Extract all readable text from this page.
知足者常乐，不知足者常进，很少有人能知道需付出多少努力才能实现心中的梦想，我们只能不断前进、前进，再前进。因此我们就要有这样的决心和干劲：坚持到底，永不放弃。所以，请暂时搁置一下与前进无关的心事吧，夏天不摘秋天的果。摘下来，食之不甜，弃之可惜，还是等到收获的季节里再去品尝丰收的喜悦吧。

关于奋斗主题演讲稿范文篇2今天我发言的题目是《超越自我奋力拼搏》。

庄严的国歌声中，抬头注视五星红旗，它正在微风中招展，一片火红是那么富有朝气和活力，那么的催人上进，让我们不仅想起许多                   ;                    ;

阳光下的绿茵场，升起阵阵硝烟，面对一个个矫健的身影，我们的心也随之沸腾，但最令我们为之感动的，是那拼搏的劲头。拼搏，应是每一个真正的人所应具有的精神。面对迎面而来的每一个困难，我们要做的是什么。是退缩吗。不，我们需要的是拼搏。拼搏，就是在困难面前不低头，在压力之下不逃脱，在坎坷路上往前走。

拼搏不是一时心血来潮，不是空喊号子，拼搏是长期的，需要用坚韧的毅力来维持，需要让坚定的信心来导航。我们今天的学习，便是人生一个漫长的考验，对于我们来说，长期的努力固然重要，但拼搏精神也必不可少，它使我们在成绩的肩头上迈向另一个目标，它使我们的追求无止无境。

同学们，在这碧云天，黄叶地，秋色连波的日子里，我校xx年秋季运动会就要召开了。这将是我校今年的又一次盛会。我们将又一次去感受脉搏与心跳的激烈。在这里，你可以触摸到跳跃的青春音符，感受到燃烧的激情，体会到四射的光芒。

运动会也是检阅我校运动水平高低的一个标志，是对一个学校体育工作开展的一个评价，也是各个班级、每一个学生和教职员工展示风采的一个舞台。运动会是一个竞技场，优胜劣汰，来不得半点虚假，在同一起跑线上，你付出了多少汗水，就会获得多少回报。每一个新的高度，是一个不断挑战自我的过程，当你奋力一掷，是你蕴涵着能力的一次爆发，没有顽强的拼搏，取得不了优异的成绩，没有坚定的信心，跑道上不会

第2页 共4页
---
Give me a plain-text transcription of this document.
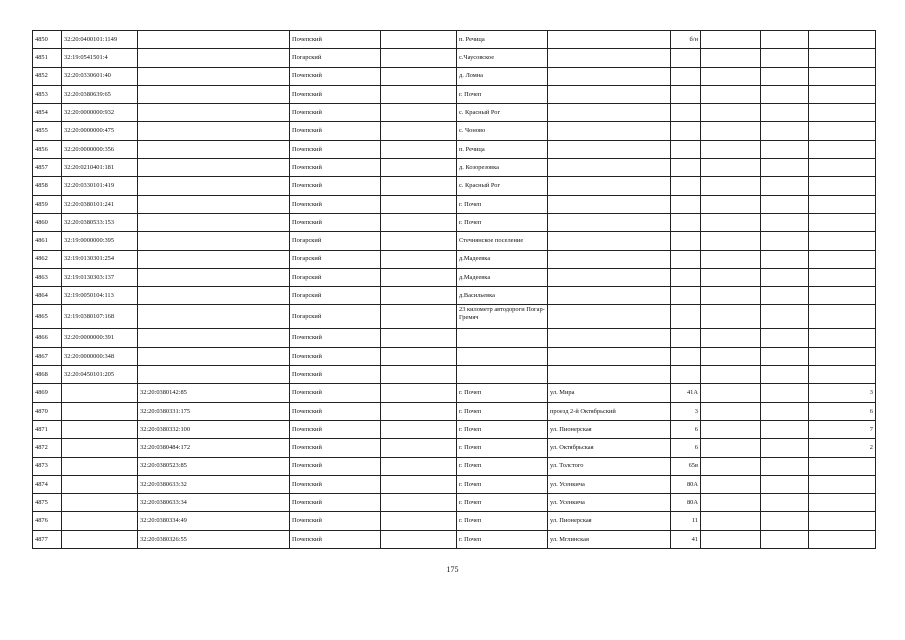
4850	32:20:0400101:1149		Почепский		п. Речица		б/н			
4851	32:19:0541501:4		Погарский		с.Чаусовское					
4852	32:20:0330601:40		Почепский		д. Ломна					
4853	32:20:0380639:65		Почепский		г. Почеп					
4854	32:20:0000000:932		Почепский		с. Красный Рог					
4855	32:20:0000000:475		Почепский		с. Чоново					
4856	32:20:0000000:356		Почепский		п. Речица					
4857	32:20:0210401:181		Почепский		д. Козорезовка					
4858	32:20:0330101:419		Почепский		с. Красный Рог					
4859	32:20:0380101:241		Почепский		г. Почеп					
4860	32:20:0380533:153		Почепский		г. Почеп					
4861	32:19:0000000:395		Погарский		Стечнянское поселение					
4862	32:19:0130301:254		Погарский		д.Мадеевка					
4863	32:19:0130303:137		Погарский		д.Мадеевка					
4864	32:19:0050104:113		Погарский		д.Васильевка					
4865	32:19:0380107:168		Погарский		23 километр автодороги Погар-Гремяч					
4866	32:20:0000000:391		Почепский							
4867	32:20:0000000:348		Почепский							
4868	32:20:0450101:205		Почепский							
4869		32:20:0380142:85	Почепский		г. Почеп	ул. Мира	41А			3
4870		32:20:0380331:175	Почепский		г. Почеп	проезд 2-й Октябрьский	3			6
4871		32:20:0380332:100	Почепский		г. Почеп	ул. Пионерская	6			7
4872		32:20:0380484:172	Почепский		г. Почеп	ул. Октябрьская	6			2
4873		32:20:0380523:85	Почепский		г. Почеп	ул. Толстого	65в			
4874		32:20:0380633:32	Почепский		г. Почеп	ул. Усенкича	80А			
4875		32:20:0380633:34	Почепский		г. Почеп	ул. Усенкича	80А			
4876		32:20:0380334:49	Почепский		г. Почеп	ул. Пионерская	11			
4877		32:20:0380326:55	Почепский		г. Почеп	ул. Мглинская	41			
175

### [GOAL]
Every line in the data that holds "Пионерская" should be copied out.

### [THE COMPLETED TASK]
4871		32:20:0380332:100	Почепский		г. Почеп	ул. Пионерская	6			7
4876		32:20:0380334:49	Почепский		г. Почеп	ул. Пионерская	11			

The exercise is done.